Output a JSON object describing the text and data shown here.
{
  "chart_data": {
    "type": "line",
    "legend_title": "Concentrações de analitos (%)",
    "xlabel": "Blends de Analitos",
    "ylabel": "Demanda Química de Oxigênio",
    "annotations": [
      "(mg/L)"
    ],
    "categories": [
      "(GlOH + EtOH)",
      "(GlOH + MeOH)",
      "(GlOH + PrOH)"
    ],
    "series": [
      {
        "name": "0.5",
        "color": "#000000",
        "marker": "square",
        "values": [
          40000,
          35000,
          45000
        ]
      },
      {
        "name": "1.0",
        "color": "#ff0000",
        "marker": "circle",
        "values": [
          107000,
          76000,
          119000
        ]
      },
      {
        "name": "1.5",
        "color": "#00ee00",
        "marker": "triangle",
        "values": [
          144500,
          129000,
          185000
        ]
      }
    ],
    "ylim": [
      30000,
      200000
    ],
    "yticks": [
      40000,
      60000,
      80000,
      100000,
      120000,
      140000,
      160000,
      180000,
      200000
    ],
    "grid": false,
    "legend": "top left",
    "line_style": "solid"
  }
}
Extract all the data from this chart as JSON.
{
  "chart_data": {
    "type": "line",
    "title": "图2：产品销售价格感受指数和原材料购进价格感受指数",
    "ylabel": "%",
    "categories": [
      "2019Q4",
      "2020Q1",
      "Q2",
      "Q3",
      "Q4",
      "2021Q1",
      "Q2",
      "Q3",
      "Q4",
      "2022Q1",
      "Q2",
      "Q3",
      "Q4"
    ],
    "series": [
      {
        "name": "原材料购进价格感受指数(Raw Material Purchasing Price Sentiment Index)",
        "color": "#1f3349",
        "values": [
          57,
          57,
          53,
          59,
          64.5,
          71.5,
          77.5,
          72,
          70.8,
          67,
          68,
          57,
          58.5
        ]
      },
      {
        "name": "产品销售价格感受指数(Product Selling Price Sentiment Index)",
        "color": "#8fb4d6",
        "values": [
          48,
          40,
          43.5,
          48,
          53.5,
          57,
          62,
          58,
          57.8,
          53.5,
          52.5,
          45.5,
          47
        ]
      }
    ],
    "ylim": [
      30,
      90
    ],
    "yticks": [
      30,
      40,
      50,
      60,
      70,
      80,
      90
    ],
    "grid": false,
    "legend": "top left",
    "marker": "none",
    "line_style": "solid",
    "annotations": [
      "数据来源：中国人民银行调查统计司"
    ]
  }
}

-------------------------

■ Given request
Look through the entries and work out how many lines have the word "name" in them; reply with that number only.

■ Answer
5